═════ DATA ENTRIES ═════

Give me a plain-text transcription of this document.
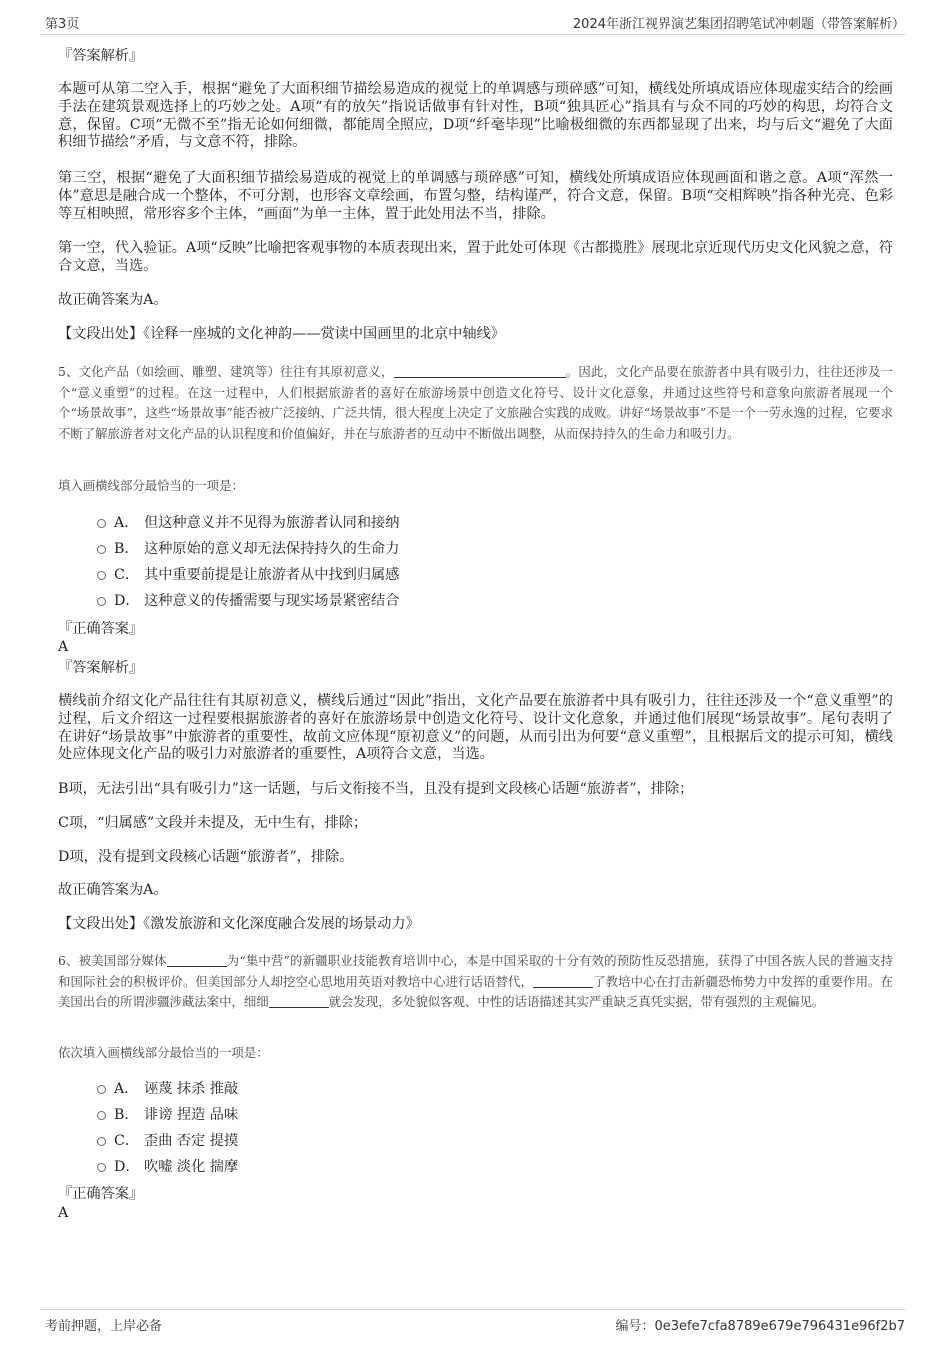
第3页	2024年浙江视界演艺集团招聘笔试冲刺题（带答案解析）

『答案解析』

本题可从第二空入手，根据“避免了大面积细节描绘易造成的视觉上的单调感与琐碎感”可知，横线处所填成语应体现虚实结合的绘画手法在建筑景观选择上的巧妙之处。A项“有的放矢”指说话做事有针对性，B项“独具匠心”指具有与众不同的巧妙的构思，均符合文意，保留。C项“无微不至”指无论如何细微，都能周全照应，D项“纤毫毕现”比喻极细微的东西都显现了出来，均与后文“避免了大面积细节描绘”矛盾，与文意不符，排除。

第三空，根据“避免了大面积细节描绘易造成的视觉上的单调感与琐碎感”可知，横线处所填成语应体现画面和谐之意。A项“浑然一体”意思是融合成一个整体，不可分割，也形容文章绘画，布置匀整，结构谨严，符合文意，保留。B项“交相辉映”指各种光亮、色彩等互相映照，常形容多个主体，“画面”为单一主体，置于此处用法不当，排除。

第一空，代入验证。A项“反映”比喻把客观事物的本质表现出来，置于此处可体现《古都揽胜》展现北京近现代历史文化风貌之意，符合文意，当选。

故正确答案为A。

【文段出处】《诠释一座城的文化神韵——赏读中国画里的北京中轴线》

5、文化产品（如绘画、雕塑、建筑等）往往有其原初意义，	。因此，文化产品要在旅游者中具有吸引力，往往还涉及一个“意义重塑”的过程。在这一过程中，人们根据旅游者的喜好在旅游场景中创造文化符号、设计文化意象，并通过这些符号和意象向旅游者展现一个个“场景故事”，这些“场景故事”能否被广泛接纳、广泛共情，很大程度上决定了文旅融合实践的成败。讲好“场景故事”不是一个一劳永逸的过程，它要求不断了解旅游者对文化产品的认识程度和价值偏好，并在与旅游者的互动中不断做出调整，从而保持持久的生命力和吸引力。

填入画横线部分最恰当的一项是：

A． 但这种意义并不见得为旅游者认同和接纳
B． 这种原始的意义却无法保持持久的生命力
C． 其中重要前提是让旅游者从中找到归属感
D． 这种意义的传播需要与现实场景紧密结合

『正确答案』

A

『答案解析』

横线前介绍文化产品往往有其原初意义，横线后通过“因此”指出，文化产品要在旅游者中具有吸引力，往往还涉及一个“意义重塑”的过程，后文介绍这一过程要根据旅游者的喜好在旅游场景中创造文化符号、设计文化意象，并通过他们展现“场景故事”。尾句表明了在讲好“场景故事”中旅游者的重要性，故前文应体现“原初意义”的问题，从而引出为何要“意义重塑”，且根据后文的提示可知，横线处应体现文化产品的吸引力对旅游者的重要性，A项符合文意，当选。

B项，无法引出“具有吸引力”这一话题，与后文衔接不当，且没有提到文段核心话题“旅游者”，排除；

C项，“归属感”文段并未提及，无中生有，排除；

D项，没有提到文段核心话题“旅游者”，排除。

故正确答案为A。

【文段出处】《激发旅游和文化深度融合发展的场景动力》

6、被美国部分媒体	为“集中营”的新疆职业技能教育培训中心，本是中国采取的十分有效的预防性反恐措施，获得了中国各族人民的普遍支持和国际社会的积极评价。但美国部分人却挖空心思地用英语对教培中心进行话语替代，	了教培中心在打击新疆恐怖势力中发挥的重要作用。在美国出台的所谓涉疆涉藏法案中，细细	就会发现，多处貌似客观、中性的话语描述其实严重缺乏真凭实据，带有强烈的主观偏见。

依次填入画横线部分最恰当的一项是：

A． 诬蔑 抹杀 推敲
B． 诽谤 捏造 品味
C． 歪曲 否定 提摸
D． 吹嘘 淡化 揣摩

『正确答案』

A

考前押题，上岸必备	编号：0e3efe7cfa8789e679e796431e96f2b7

═════
═════ DATA ENTRIES ═════

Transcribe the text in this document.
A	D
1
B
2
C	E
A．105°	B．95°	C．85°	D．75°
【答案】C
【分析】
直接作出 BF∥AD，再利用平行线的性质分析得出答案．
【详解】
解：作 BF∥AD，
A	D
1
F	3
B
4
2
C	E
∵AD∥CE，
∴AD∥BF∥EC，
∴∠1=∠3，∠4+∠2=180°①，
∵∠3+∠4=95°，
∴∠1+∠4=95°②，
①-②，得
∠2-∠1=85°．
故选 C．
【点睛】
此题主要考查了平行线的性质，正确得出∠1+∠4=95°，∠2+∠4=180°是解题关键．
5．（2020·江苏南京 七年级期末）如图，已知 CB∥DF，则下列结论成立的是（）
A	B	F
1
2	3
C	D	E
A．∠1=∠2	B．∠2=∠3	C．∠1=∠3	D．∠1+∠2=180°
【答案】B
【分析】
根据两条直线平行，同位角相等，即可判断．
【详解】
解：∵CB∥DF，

═════

_WORK INSTRUCTIONS_. Using the listing above, list every line in which the string "文化产品要在旅游者中具有吸引力" occurs.

_RESPONSE_.
5、文化产品（如绘画、雕塑、建筑等）往往有其原初意义，	。因此，文化产品要在旅游者中具有吸引力，往往还涉及一个“意义重塑”的过程。在这一过程中，人们根据旅游者的喜好在旅游场景中创造文化符号、设计文化意象，并通过这些符号和意象向旅游者展现一个个“场景故事”，这些“场景故事”能否被广泛接纳、广泛共情，很大程度上决定了文旅融合实践的成败。讲好“场景故事”不是一个一劳永逸的过程，它要求不断了解旅游者对文化产品的认识程度和价值偏好，并在与旅游者的互动中不断做出调整，从而保持持久的生命力和吸引力。
横线前介绍文化产品往往有其原初意义，横线后通过“因此”指出，文化产品要在旅游者中具有吸引力，往往还涉及一个“意义重塑”的过程，后文介绍这一过程要根据旅游者的喜好在旅游场景中创造文化符号、设计文化意象，并通过他们展现“场景故事”。尾句表明了在讲好“场景故事”中旅游者的重要性，故前文应体现“原初意义”的问题，从而引出为何要“意义重塑”，且根据后文的提示可知，横线处应体现文化产品的吸引力对旅游者的重要性，A项符合文意，当选。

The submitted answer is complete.